(Dataset entries)
==============================
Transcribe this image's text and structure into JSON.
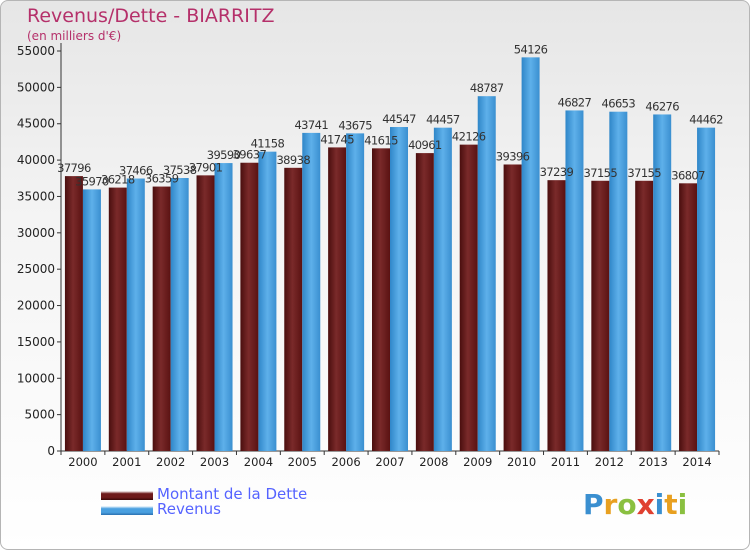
{
  "header": {
    "title": "Revenus/Dette - BIARRITZ",
    "subtitle": "(en milliers d'€)"
  },
  "legend": {
    "items": [
      {
        "label": "Montant de la Dette",
        "color": "#6e1a1a"
      },
      {
        "label": "Revenus",
        "color": "#4aa0e0"
      }
    ]
  },
  "logo": {
    "text": "Proxiti",
    "letters": [
      {
        "ch": "P",
        "color": "#3a8fd0"
      },
      {
        "ch": "r",
        "color": "#e8a020"
      },
      {
        "ch": "o",
        "color": "#8ac040"
      },
      {
        "ch": "x",
        "color": "#e04030"
      },
      {
        "ch": "i",
        "color": "#3a8fd0"
      },
      {
        "ch": "t",
        "color": "#e8a020"
      },
      {
        "ch": "i",
        "color": "#8ac040"
      }
    ]
  },
  "chart_data": {
    "type": "bar",
    "title": "Revenus/Dette - BIARRITZ",
    "subtitle": "(en milliers d'€)",
    "categories": [
      "2000",
      "2001",
      "2002",
      "2003",
      "2004",
      "2005",
      "2006",
      "2007",
      "2008",
      "2009",
      "2010",
      "2011",
      "2012",
      "2013",
      "2014"
    ],
    "series": [
      {
        "name": "Montant de la Dette",
        "color": "#6e1a1a",
        "values": [
          37796,
          36218,
          36359,
          37901,
          39637,
          38938,
          41745,
          41615,
          40961,
          42126,
          39396,
          37239,
          37155,
          37155,
          36807
        ],
        "labels": [
          "37796",
          "36218",
          "36359",
          "37901",
          "39637",
          "38938",
          "41745",
          "41615",
          "40961",
          "42126",
          "39396",
          "37239",
          "37155",
          "37155",
          "36807"
        ]
      },
      {
        "name": "Revenus",
        "color": "#4aa0e0",
        "values": [
          35970,
          37466,
          37538,
          39590,
          41158,
          43741,
          43675,
          44547,
          44457,
          48787,
          54126,
          46827,
          46653,
          46276,
          44462
        ],
        "labels": [
          "35970",
          "37466",
          "37538",
          "39590",
          "41158",
          "43741",
          "43675",
          "44547",
          "44457",
          "48787",
          "54126",
          "46827",
          "46653",
          "46276",
          "44462"
        ]
      }
    ],
    "yticks": [
      "0",
      "5000",
      "10000",
      "15000",
      "20000",
      "25000",
      "30000",
      "35000",
      "40000",
      "45000",
      "50000",
      "55000"
    ],
    "ylim": [
      0,
      55000
    ],
    "grid": false,
    "legend_position": "bottom-left"
  }
}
==============================
• Direction:
Each line of the material must be retyped exactly, except that images are omitted.

• Response:
Transcribe this image's text and structure into JSON.
{
  "header": {
    "title": "Revenus/Dette - BIARRITZ",
    "subtitle": "(en milliers d'€)"
  },
  "legend": {
    "items": [
      {
        "label": "Montant de la Dette",
        "color": "#6e1a1a"
      },
      {
        "label": "Revenus",
        "color": "#4aa0e0"
      }
    ]
  },
  "logo": {
    "text": "Proxiti",
    "letters": [
      {
        "ch": "P",
        "color": "#3a8fd0"
      },
      {
        "ch": "r",
        "color": "#e8a020"
      },
      {
        "ch": "o",
        "color": "#8ac040"
      },
      {
        "ch": "x",
        "color": "#e04030"
      },
      {
        "ch": "i",
        "color": "#3a8fd0"
      },
      {
        "ch": "t",
        "color": "#e8a020"
      },
      {
        "ch": "i",
        "color": "#8ac040"
      }
    ]
  },
  "chart_data": {
    "type": "bar",
    "title": "Revenus/Dette - BIARRITZ",
    "subtitle": "(en milliers d'€)",
    "categories": [
      "2000",
      "2001",
      "2002",
      "2003",
      "2004",
      "2005",
      "2006",
      "2007",
      "2008",
      "2009",
      "2010",
      "2011",
      "2012",
      "2013",
      "2014"
    ],
    "series": [
      {
        "name": "Montant de la Dette",
        "color": "#6e1a1a",
        "values": [
          37796,
          36218,
          36359,
          37901,
          39637,
          38938,
          41745,
          41615,
          40961,
          42126,
          39396,
          37239,
          37155,
          37155,
          36807
        ],
        "labels": [
          "37796",
          "36218",
          "36359",
          "37901",
          "39637",
          "38938",
          "41745",
          "41615",
          "40961",
          "42126",
          "39396",
          "37239",
          "37155",
          "37155",
          "36807"
        ]
      },
      {
        "name": "Revenus",
        "color": "#4aa0e0",
        "values": [
          35970,
          37466,
          37538,
          39590,
          41158,
          43741,
          43675,
          44547,
          44457,
          48787,
          54126,
          46827,
          46653,
          46276,
          44462
        ],
        "labels": [
          "35970",
          "37466",
          "37538",
          "39590",
          "41158",
          "43741",
          "43675",
          "44547",
          "44457",
          "48787",
          "54126",
          "46827",
          "46653",
          "46276",
          "44462"
        ]
      }
    ],
    "yticks": [
      "0",
      "5000",
      "10000",
      "15000",
      "20000",
      "25000",
      "30000",
      "35000",
      "40000",
      "45000",
      "50000",
      "55000"
    ],
    "ylim": [
      0,
      55000
    ],
    "grid": false,
    "legend_position": "bottom-left"
  }
}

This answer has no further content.